EXERCISE DIRECTIONS:
Give all of the lines again, with nothing added or dropped.

** start of MATERIAL PROVIDED **

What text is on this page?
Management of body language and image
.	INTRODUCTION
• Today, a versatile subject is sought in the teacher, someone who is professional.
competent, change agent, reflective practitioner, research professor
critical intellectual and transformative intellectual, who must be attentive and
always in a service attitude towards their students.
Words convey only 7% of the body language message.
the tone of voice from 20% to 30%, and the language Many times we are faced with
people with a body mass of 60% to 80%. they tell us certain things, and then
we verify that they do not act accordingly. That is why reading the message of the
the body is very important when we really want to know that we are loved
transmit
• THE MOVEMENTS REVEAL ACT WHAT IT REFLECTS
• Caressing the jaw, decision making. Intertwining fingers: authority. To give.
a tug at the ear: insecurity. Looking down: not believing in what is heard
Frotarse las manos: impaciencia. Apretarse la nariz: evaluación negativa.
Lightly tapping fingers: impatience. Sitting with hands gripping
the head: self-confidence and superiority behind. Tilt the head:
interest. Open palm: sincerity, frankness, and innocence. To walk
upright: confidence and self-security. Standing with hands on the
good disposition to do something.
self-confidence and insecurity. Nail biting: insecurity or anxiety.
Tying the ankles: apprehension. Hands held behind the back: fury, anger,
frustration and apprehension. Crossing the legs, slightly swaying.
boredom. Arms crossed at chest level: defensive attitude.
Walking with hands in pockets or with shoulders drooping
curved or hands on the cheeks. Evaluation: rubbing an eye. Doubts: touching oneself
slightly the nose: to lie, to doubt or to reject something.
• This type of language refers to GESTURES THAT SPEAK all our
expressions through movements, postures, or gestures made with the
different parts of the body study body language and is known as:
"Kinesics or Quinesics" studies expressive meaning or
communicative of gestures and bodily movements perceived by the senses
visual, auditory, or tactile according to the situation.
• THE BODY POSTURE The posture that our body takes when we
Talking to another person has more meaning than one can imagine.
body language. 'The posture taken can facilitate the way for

** end of MATERIAL PROVIDED **

TASK RESULT:
What text is on this page?
Management of body language and image
.	INTRODUCTION
• Today, a versatile subject is sought in the teacher, someone who is professional.
competent, change agent, reflective practitioner, research professor
critical intellectual and transformative intellectual, who must be attentive and
always in a service attitude towards their students.
Words convey only 7% of the body language message.
the tone of voice from 20% to 30%, and the language Many times we are faced with
people with a body mass of 60% to 80%. they tell us certain things, and then
we verify that they do not act accordingly. That is why reading the message of the
the body is very important when we really want to know that we are loved
transmit
• THE MOVEMENTS REVEAL ACT WHAT IT REFLECTS
• Caressing the jaw, decision making. Intertwining fingers: authority. To give.
a tug at the ear: insecurity. Looking down: not believing in what is heard
Frotarse las manos: impaciencia. Apretarse la nariz: evaluación negativa.
Lightly tapping fingers: impatience. Sitting with hands gripping
the head: self-confidence and superiority behind. Tilt the head:
interest. Open palm: sincerity, frankness, and innocence. To walk
upright: confidence and self-security. Standing with hands on the
good disposition to do something.
self-confidence and insecurity. Nail biting: insecurity or anxiety.
Tying the ankles: apprehension. Hands held behind the back: fury, anger,
frustration and apprehension. Crossing the legs, slightly swaying.
boredom. Arms crossed at chest level: defensive attitude.
Walking with hands in pockets or with shoulders drooping
curved or hands on the cheeks. Evaluation: rubbing an eye. Doubts: touching oneself
slightly the nose: to lie, to doubt or to reject something.
• This type of language refers to GESTURES THAT SPEAK all our
expressions through movements, postures, or gestures made with the
different parts of the body study body language and is known as:
"Kinesics or Quinesics" studies expressive meaning or
communicative of gestures and bodily movements perceived by the senses
visual, auditory, or tactile according to the situation.
• THE BODY POSTURE The posture that our body takes when we
Talking to another person has more meaning than one can imagine.
body language. 'The posture taken can facilitate the way for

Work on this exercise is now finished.